THE EXERCISE:
Each entry below is to be duplicated verbatim.

DATA ROWS:
########################################
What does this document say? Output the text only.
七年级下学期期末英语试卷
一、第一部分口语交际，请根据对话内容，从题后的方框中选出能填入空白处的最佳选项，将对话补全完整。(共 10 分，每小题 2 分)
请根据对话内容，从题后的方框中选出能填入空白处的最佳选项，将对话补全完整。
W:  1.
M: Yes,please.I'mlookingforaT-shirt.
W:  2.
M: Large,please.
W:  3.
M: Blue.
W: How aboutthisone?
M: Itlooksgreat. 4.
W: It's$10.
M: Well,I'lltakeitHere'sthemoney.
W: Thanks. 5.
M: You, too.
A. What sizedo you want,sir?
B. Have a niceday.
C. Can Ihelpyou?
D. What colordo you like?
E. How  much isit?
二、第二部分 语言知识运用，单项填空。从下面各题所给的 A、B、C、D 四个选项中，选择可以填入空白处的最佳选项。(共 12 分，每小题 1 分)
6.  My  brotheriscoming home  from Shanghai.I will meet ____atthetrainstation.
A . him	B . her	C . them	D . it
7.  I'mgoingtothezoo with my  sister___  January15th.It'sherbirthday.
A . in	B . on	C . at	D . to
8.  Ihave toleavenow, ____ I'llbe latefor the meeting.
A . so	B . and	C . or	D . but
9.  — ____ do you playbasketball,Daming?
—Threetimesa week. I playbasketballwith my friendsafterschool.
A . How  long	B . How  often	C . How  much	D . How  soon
########################################
ANSWER BELOW:
What does this document say? Output the text only.
七年级下学期期末英语试卷
一、第一部分口语交际，请根据对话内容，从题后的方框中选出能填入空白处的最佳选项，将对话补全完整。(共 10 分，每小题 2 分)
请根据对话内容，从题后的方框中选出能填入空白处的最佳选项，将对话补全完整。
W:  1.
M: Yes,please.I'mlookingforaT-shirt.
W:  2.
M: Large,please.
W:  3.
M: Blue.
W: How aboutthisone?
M: Itlooksgreat. 4.
W: It's$10.
M: Well,I'lltakeitHere'sthemoney.
W: Thanks. 5.
M: You, too.
A. What sizedo you want,sir?
B. Have a niceday.
C. Can Ihelpyou?
D. What colordo you like?
E. How  much isit?
二、第二部分 语言知识运用，单项填空。从下面各题所给的 A、B、C、D 四个选项中，选择可以填入空白处的最佳选项。(共 12 分，每小题 1 分)
6.  My  brotheriscoming home  from Shanghai.I will meet ____atthetrainstation.
A . him	B . her	C . them	D . it
7.  I'mgoingtothezoo with my  sister___  January15th.It'sherbirthday.
A . in	B . on	C . at	D . to
8.  Ihave toleavenow, ____ I'llbe latefor the meeting.
A . so	B . and	C . or	D . but
9.  — ____ do you playbasketball,Daming?
—Threetimesa week. I playbasketballwith my friendsafterschool.
A . How  long	B . How  often	C . How  much	D . How  soon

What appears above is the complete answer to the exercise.